= THE TASK =
Output every line below exactly.

= DATA =
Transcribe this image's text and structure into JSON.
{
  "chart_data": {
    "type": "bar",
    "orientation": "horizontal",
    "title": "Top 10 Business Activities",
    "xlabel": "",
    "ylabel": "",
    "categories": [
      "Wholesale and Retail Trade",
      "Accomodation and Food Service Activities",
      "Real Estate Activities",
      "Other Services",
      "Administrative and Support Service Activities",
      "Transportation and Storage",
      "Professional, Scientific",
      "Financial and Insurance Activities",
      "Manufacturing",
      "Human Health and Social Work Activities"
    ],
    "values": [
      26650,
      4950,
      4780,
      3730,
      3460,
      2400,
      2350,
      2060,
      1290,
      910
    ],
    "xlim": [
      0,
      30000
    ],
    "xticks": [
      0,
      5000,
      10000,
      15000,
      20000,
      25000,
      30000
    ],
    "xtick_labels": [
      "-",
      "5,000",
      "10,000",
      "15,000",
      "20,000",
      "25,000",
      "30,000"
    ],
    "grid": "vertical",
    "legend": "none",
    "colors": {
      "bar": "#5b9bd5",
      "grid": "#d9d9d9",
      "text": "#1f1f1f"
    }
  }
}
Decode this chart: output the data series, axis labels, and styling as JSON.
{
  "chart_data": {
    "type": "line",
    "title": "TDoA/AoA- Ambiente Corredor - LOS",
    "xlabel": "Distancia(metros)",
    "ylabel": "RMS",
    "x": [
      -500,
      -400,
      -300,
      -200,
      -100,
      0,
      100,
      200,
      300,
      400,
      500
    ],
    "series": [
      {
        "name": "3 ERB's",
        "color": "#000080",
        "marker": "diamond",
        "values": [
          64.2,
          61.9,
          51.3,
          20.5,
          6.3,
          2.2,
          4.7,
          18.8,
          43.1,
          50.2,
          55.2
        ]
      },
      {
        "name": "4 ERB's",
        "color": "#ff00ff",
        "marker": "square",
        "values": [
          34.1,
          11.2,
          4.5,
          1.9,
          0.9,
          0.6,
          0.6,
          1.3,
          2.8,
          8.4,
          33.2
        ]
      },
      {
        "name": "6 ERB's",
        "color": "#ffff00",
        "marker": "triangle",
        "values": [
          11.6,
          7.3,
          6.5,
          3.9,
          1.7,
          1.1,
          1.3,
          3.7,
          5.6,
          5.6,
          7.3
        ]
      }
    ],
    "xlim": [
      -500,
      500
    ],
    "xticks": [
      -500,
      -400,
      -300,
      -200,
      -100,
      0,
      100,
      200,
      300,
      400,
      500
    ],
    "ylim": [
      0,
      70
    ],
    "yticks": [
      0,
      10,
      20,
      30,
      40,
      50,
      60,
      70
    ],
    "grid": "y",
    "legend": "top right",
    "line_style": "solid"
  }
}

= REPLY TO THE TASK =
Transcribe this image's text and structure into JSON.
{
  "chart_data": {
    "type": "bar",
    "orientation": "horizontal",
    "title": "Top 10 Business Activities",
    "xlabel": "",
    "ylabel": "",
    "categories": [
      "Wholesale and Retail Trade",
      "Accomodation and Food Service Activities",
      "Real Estate Activities",
      "Other Services",
      "Administrative and Support Service Activities",
      "Transportation and Storage",
      "Professional, Scientific",
      "Financial and Insurance Activities",
      "Manufacturing",
      "Human Health and Social Work Activities"
    ],
    "values": [
      26650,
      4950,
      4780,
      3730,
      3460,
      2400,
      2350,
      2060,
      1290,
      910
    ],
    "xlim": [
      0,
      30000
    ],
    "xticks": [
      0,
      5000,
      10000,
      15000,
      20000,
      25000,
      30000
    ],
    "xtick_labels": [
      "-",
      "5,000",
      "10,000",
      "15,000",
      "20,000",
      "25,000",
      "30,000"
    ],
    "grid": "vertical",
    "legend": "none",
    "colors": {
      "bar": "#5b9bd5",
      "grid": "#d9d9d9",
      "text": "#1f1f1f"
    }
  }
}
Decode this chart: output the data series, axis labels, and styling as JSON.
{
  "chart_data": {
    "type": "line",
    "title": "TDoA/AoA- Ambiente Corredor - LOS",
    "xlabel": "Distancia(metros)",
    "ylabel": "RMS",
    "x": [
      -500,
      -400,
      -300,
      -200,
      -100,
      0,
      100,
      200,
      300,
      400,
      500
    ],
    "series": [
      {
        "name": "3 ERB's",
        "color": "#000080",
        "marker": "diamond",
        "values": [
          64.2,
          61.9,
          51.3,
          20.5,
          6.3,
          2.2,
          4.7,
          18.8,
          43.1,
          50.2,
          55.2
        ]
      },
      {
        "name": "4 ERB's",
        "color": "#ff00ff",
        "marker": "square",
        "values": [
          34.1,
          11.2,
          4.5,
          1.9,
          0.9,
          0.6,
          0.6,
          1.3,
          2.8,
          8.4,
          33.2
        ]
      },
      {
        "name": "6 ERB's",
        "color": "#ffff00",
        "marker": "triangle",
        "values": [
          11.6,
          7.3,
          6.5,
          3.9,
          1.7,
          1.1,
          1.3,
          3.7,
          5.6,
          5.6,
          7.3
        ]
      }
    ],
    "xlim": [
      -500,
      500
    ],
    "xticks": [
      -500,
      -400,
      -300,
      -200,
      -100,
      0,
      100,
      200,
      300,
      400,
      500
    ],
    "ylim": [
      0,
      70
    ],
    "yticks": [
      0,
      10,
      20,
      30,
      40,
      50,
      60,
      70
    ],
    "grid": "y",
    "legend": "top right",
    "line_style": "solid"
  }
}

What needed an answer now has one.